• **PROBLEM DETAILS**:
Give the material once more, word for word, without any images.

• **DATA RECORDS**:
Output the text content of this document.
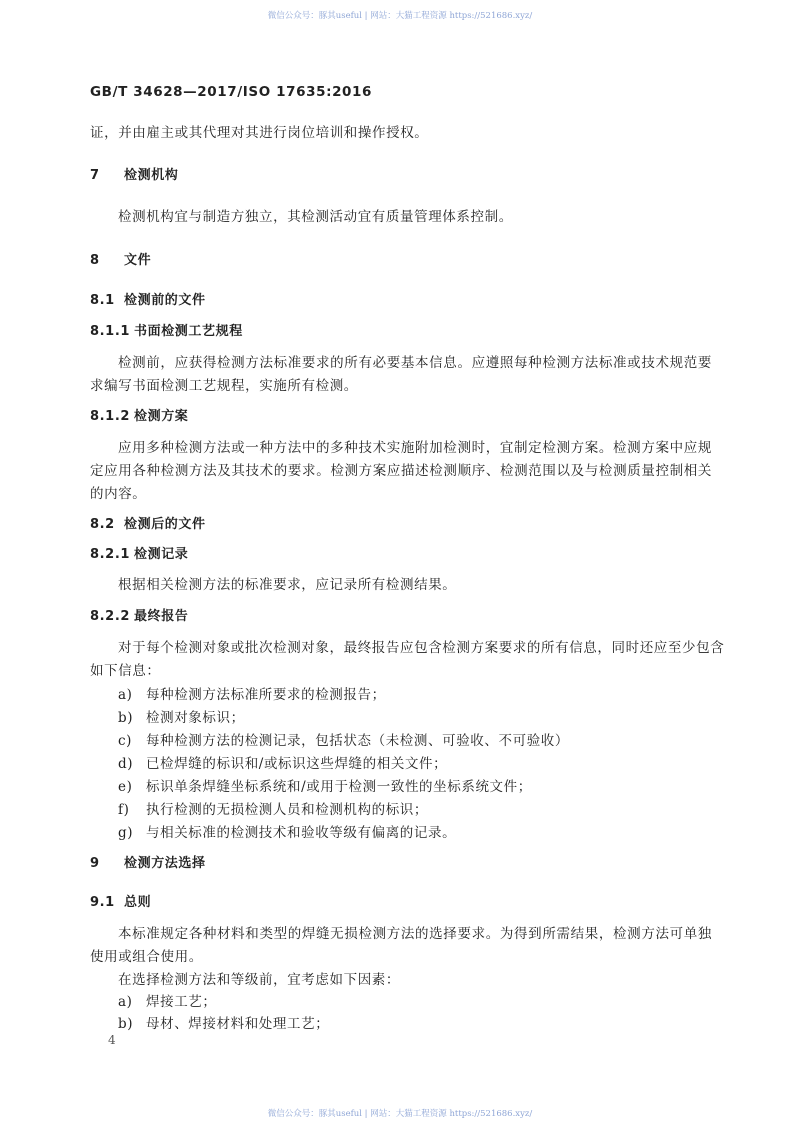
微信公众号：豚其useful | 网站：大猫工程资源 https://521686.xyz/
GB/T 34628—2017/ISO 17635:2016
证，并由雇主或其代理对其进行岗位培训和操作授权。
7 检测机构
检测机构宜与制造方独立，其检测活动宜有质量管理体系控制。
8 文件
8.1 检测前的文件
8.1.1 书面检测工艺规程
检测前，应获得检测方法标准要求的所有必要基本信息。应遵照每种检测方法标准或技术规范要
求编写书面检测工艺规程，实施所有检测。
8.1.2 检测方案
应用多种检测方法或一种方法中的多种技术实施附加检测时，宜制定检测方案。检测方案中应规
定应用各种检测方法及其技术的要求。检测方案应描述检测顺序、检测范围以及与检测质量控制相关
的内容。
8.2 检测后的文件
8.2.1 检测记录
根据相关检测方法的标准要求，应记录所有检测结果。
8.2.2 最终报告
对于每个检测对象或批次检测对象，最终报告应包含检测方案要求的所有信息，同时还应至少包含
如下信息：
a) 每种检测方法标准所要求的检测报告；
b) 检测对象标识；
c) 每种检测方法的检测记录，包括状态（未检测、可验收、不可验收）
d) 已检焊缝的标识和/或标识这些焊缝的相关文件；
e) 标识单条焊缝坐标系统和/或用于检测一致性的坐标系统文件；
f) 执行检测的无损检测人员和检测机构的标识；
g) 与相关标准的检测技术和验收等级有偏离的记录。
9 检测方法选择
9.1 总则
本标准规定各种材料和类型的焊缝无损检测方法的选择要求。为得到所需结果，检测方法可单独
使用或组合使用。
在选择检测方法和等级前，宜考虑如下因素：
a) 焊接工艺；
b) 母材、焊接材料和处理工艺；
4
微信公众号：豚其useful | 网站：大猫工程资源 https://521686.xyz/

• **FINISHED TASK**:
Output the text content of this document.
微信公众号：豚其useful | 网站：大猫工程资源 https://521686.xyz/
GB/T 34628—2017/ISO 17635:2016
证，并由雇主或其代理对其进行岗位培训和操作授权。
7 检测机构
检测机构宜与制造方独立，其检测活动宜有质量管理体系控制。
8 文件
8.1 检测前的文件
8.1.1 书面检测工艺规程
检测前，应获得检测方法标准要求的所有必要基本信息。应遵照每种检测方法标准或技术规范要
求编写书面检测工艺规程，实施所有检测。
8.1.2 检测方案
应用多种检测方法或一种方法中的多种技术实施附加检测时，宜制定检测方案。检测方案中应规
定应用各种检测方法及其技术的要求。检测方案应描述检测顺序、检测范围以及与检测质量控制相关
的内容。
8.2 检测后的文件
8.2.1 检测记录
根据相关检测方法的标准要求，应记录所有检测结果。
8.2.2 最终报告
对于每个检测对象或批次检测对象，最终报告应包含检测方案要求的所有信息，同时还应至少包含
如下信息：
a) 每种检测方法标准所要求的检测报告；
b) 检测对象标识；
c) 每种检测方法的检测记录，包括状态（未检测、可验收、不可验收）
d) 已检焊缝的标识和/或标识这些焊缝的相关文件；
e) 标识单条焊缝坐标系统和/或用于检测一致性的坐标系统文件；
f) 执行检测的无损检测人员和检测机构的标识；
g) 与相关标准的检测技术和验收等级有偏离的记录。
9 检测方法选择
9.1 总则
本标准规定各种材料和类型的焊缝无损检测方法的选择要求。为得到所需结果，检测方法可单独
使用或组合使用。
在选择检测方法和等级前，宜考虑如下因素：
a) 焊接工艺；
b) 母材、焊接材料和处理工艺；
4
微信公众号：豚其useful | 网站：大猫工程资源 https://521686.xyz/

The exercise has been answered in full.